-- Exercise input --
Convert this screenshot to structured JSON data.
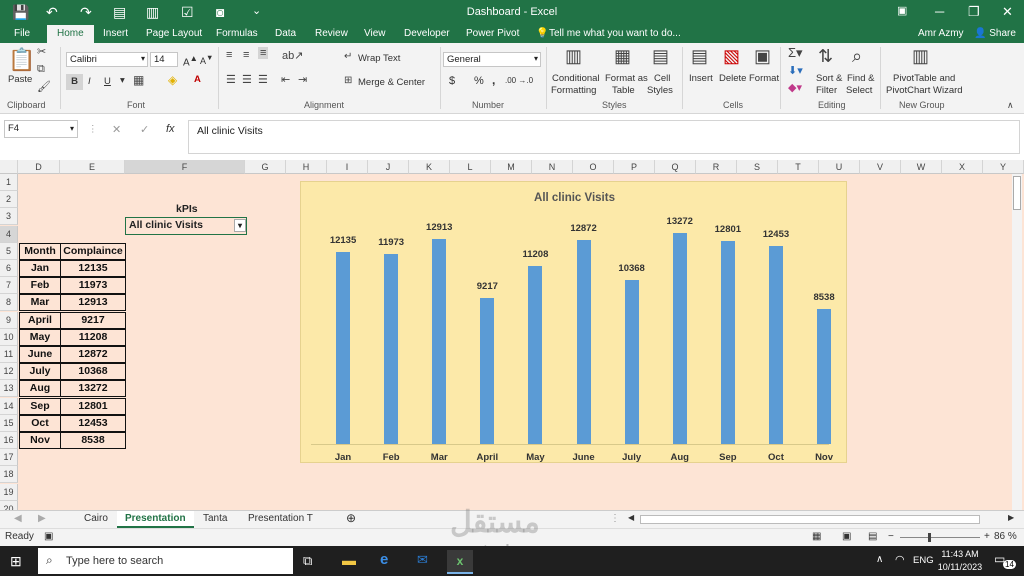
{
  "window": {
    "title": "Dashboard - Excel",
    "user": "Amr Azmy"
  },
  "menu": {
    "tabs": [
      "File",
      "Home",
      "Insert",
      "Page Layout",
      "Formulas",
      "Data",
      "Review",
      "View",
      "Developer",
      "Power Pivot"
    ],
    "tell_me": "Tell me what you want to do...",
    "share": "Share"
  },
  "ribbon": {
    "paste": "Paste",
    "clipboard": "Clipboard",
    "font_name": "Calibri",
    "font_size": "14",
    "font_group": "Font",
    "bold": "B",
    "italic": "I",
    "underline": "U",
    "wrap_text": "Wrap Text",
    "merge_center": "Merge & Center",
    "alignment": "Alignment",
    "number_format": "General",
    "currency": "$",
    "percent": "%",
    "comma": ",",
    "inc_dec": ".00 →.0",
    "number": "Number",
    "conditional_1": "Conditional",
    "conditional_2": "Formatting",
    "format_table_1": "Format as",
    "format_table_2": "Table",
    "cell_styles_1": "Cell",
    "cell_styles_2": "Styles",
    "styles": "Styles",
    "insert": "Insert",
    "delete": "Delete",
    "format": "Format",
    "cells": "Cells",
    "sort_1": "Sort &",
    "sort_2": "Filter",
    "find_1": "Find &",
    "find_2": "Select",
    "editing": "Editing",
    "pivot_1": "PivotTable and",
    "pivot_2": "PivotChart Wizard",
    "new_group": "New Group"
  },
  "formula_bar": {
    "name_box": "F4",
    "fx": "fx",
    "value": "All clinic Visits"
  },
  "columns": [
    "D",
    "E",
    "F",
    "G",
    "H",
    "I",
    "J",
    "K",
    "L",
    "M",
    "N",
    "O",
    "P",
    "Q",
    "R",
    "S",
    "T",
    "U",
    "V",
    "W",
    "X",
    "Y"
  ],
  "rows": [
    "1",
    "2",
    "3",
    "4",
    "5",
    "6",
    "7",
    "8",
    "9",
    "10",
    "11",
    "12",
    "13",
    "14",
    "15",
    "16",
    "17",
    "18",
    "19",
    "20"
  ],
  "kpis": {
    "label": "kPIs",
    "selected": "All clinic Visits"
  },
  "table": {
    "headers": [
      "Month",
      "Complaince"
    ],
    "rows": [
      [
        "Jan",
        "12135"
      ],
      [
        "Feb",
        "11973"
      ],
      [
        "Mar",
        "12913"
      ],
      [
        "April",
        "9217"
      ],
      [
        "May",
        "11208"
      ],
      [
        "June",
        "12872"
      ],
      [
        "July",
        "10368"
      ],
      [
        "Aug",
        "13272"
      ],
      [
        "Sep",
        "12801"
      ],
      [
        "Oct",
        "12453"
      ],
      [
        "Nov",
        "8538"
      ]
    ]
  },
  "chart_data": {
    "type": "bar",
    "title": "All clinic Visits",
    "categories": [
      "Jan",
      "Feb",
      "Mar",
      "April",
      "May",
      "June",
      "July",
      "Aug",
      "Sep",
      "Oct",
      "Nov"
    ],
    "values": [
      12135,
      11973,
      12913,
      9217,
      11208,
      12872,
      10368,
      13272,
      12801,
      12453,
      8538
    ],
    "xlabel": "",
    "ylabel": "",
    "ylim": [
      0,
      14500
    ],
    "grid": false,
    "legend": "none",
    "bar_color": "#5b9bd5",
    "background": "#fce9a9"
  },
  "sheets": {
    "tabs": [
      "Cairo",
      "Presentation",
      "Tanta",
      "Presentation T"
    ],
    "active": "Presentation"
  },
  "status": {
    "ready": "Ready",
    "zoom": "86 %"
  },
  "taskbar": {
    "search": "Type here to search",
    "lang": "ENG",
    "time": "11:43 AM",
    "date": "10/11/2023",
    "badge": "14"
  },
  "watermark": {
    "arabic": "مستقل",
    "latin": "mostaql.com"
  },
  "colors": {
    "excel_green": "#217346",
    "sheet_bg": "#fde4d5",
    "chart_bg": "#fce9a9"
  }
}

-- Exercise --
Count up the lines in the listing that hold the word "Presentation", and give that number only.

-- Solution --
3